» **Records provided**:
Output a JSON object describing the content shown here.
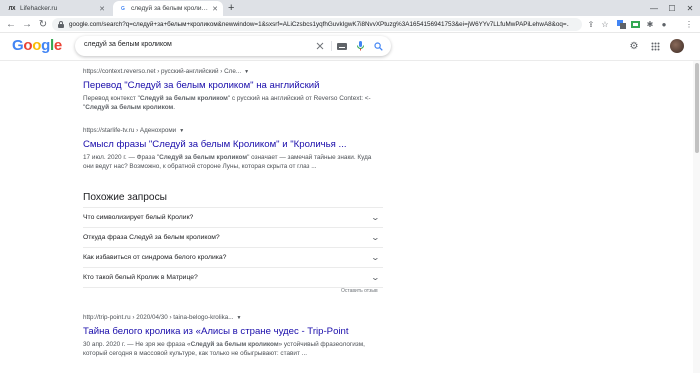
{
  "browser": {
    "tabs": [
      {
        "title": "Lifehacker.ru",
        "favicon": "ЛХ",
        "active": false
      },
      {
        "title": "следуй за белым кроликом - Поиск в Google",
        "favicon": "G",
        "active": true
      }
    ],
    "new_tab_symbol": "+",
    "url": "google.com/search?q=следуй+за+белым+кроликом&newwindow=1&sxsrf=ALiCzsbcs1yqfhGuvkIgwK7i8NvvXPtuzg%3A1654156941753&ei=jW6YYv7LLfuMwPAPiLehwA8&oq=..."
  },
  "google": {
    "logo_letters": [
      {
        "char": "G",
        "color": "#4285f4"
      },
      {
        "char": "o",
        "color": "#ea4335"
      },
      {
        "char": "o",
        "color": "#fbbc05"
      },
      {
        "char": "g",
        "color": "#4285f4"
      },
      {
        "char": "l",
        "color": "#34a853"
      },
      {
        "char": "e",
        "color": "#ea4335"
      }
    ],
    "query": "следуй за белым кроликом"
  },
  "results": [
    {
      "cite": "https://context.reverso.net › русский-английский › Сле...",
      "title": "Перевод \"Следуй за белым кроликом\" на английский",
      "snippet_html": "Перевод контекст \"<b>Следуй за белым кроликом</b>\" с русский на английский от Reverso Context: <- \"<b>Следуй за белым кроликом</b>."
    },
    {
      "cite": "https://starlife-tv.ru › Аденохроми",
      "title": "Смысл фразы \"Следуй за белым Кроликом\" и \"Кроличья ...",
      "snippet_html": "17 июл. 2020 г. — Фраза \"<b>Следуй за белым кроликом</b>\" означает — замечай тайные знаки. Куда они ведут нас? Возможно, к обратной стороне Луны, которая скрыта от глаз ..."
    },
    {
      "cite": "http://trip-point.ru › 2020/04/30 › taina-belogo-krolika...",
      "title": "Тайна белого кролика из «Алисы в стране чудес - Trip-Point",
      "snippet_html": "30 апр. 2020 г. — Не зря же фраза «<b>Следуй за белым кроликом</b>» устойчивый фразеологизм, который сегодня в массовой культуре, как только не обыгрывают: ставит ..."
    }
  ],
  "people_also_ask": {
    "title": "Похожие запросы",
    "questions": [
      "Что символизирует белый Кролик?",
      "Откуда фраза Следуй за белым кроликом?",
      "Как избавиться от синдрома белого кролика?",
      "Кто такой белый Кролик в Матрице?"
    ],
    "feedback": "Оставить отзыв"
  }
}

» **Problem description**: Please write out all of the material above without changing a word, and omit any pictures.

» **Exercise response**:
Output a JSON object describing the content shown here.
{
  "browser": {
    "tabs": [
      {
        "title": "Lifehacker.ru",
        "favicon": "ЛХ",
        "active": false
      },
      {
        "title": "следуй за белым кроликом - Поиск в Google",
        "favicon": "G",
        "active": true
      }
    ],
    "new_tab_symbol": "+",
    "url": "google.com/search?q=следуй+за+белым+кроликом&newwindow=1&sxsrf=ALiCzsbcs1yqfhGuvkIgwK7i8NvvXPtuzg%3A1654156941753&ei=jW6YYv7LLfuMwPAPiLehwA8&oq=..."
  },
  "google": {
    "logo_letters": [
      {
        "char": "G",
        "color": "#4285f4"
      },
      {
        "char": "o",
        "color": "#ea4335"
      },
      {
        "char": "o",
        "color": "#fbbc05"
      },
      {
        "char": "g",
        "color": "#4285f4"
      },
      {
        "char": "l",
        "color": "#34a853"
      },
      {
        "char": "e",
        "color": "#ea4335"
      }
    ],
    "query": "следуй за белым кроликом"
  },
  "results": [
    {
      "cite": "https://context.reverso.net › русский-английский › Сле...",
      "title": "Перевод \"Следуй за белым кроликом\" на английский",
      "snippet_html": "Перевод контекст \"<b>Следуй за белым кроликом</b>\" с русский на английский от Reverso Context: <- \"<b>Следуй за белым кроликом</b>."
    },
    {
      "cite": "https://starlife-tv.ru › Аденохроми",
      "title": "Смысл фразы \"Следуй за белым Кроликом\" и \"Кроличья ...",
      "snippet_html": "17 июл. 2020 г. — Фраза \"<b>Следуй за белым кроликом</b>\" означает — замечай тайные знаки. Куда они ведут нас? Возможно, к обратной стороне Луны, которая скрыта от глаз ..."
    },
    {
      "cite": "http://trip-point.ru › 2020/04/30 › taina-belogo-krolika...",
      "title": "Тайна белого кролика из «Алисы в стране чудес - Trip-Point",
      "snippet_html": "30 апр. 2020 г. — Не зря же фраза «<b>Следуй за белым кроликом</b>» устойчивый фразеологизм, который сегодня в массовой культуре, как только не обыгрывают: ставит ..."
    }
  ],
  "people_also_ask": {
    "title": "Похожие запросы",
    "questions": [
      "Что символизирует белый Кролик?",
      "Откуда фраза Следуй за белым кроликом?",
      "Как избавиться от синдрома белого кролика?",
      "Кто такой белый Кролик в Матрице?"
    ],
    "feedback": "Оставить отзыв"
  }
}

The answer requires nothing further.